■ Stated exercise:
Using the data below, copy every line that contains the word "Faulty".

____ Input records

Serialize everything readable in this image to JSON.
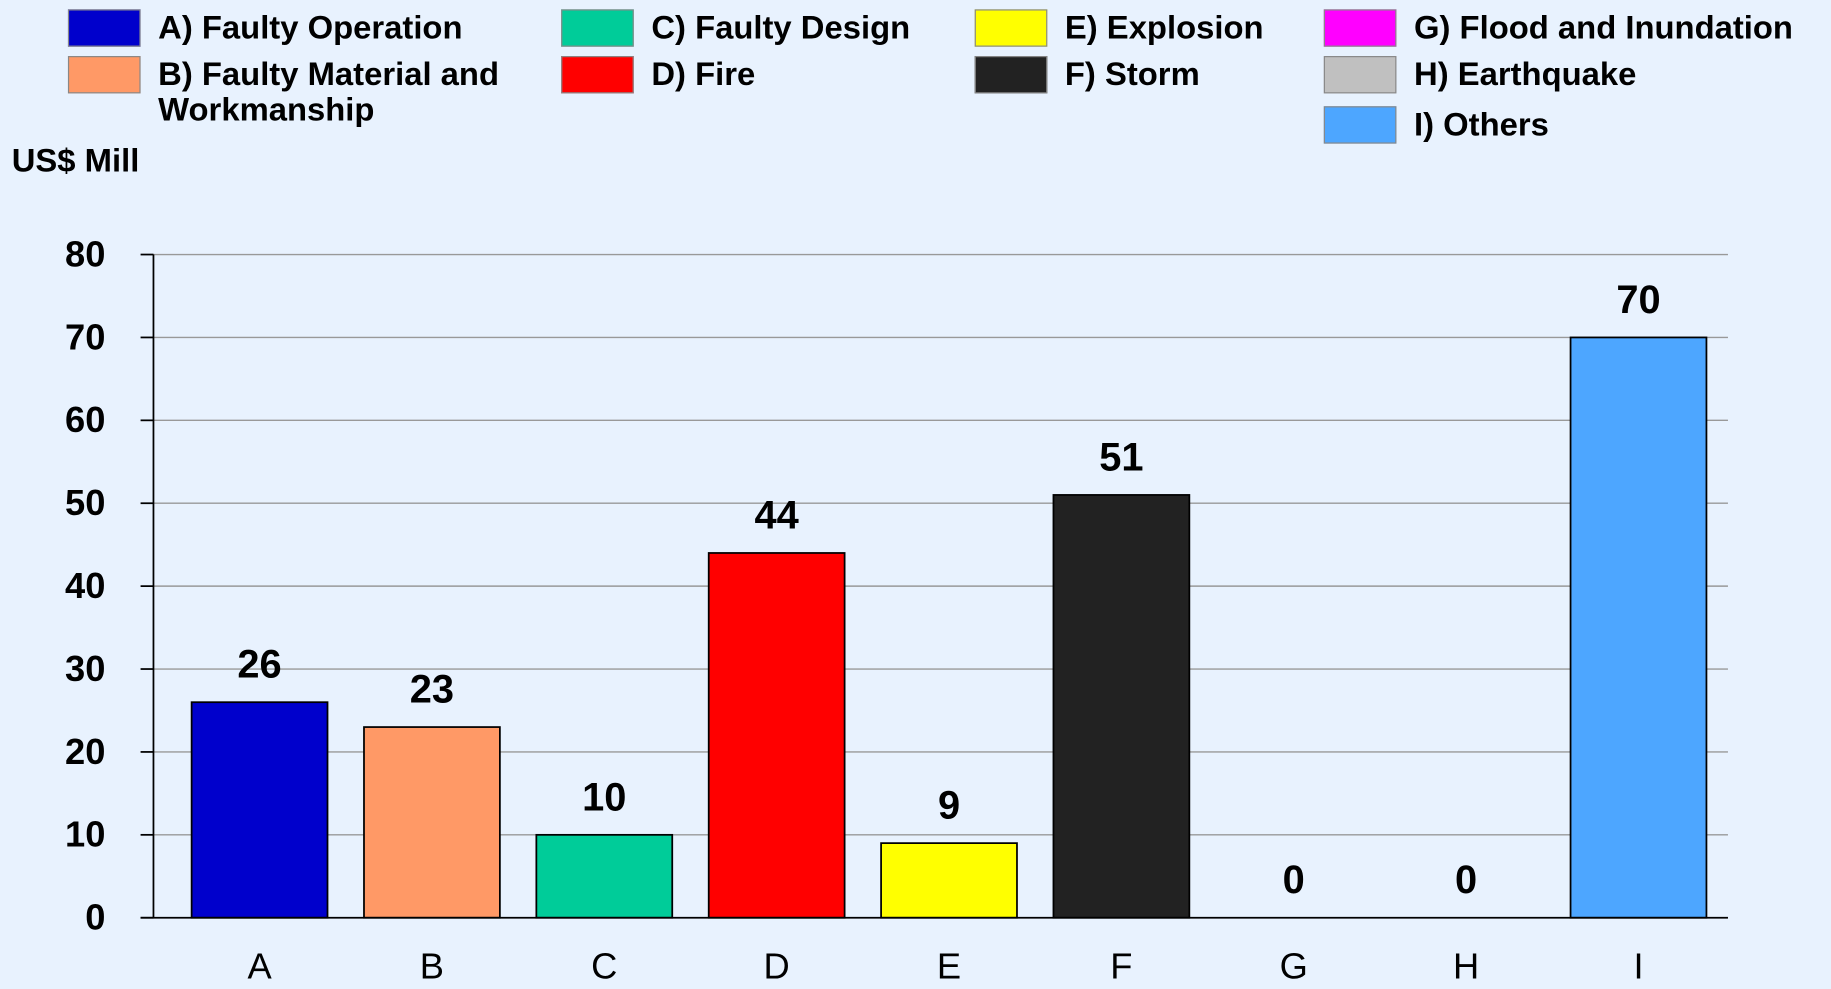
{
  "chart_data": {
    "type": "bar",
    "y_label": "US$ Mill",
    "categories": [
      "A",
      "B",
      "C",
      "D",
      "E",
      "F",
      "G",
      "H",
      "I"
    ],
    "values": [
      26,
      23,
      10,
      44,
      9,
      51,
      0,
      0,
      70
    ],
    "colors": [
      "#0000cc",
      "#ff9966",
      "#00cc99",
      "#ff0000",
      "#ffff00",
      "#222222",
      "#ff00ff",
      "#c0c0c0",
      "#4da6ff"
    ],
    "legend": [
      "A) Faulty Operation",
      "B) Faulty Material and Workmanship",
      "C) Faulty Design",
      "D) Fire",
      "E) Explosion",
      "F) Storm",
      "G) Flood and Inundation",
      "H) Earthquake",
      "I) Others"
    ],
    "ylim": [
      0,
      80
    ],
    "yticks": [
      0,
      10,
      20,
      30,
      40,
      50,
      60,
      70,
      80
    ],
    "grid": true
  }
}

________

■ Finished task:
      "A) Faulty Operation",
      "B) Faulty Material and Workmanship",
      "C) Faulty Design",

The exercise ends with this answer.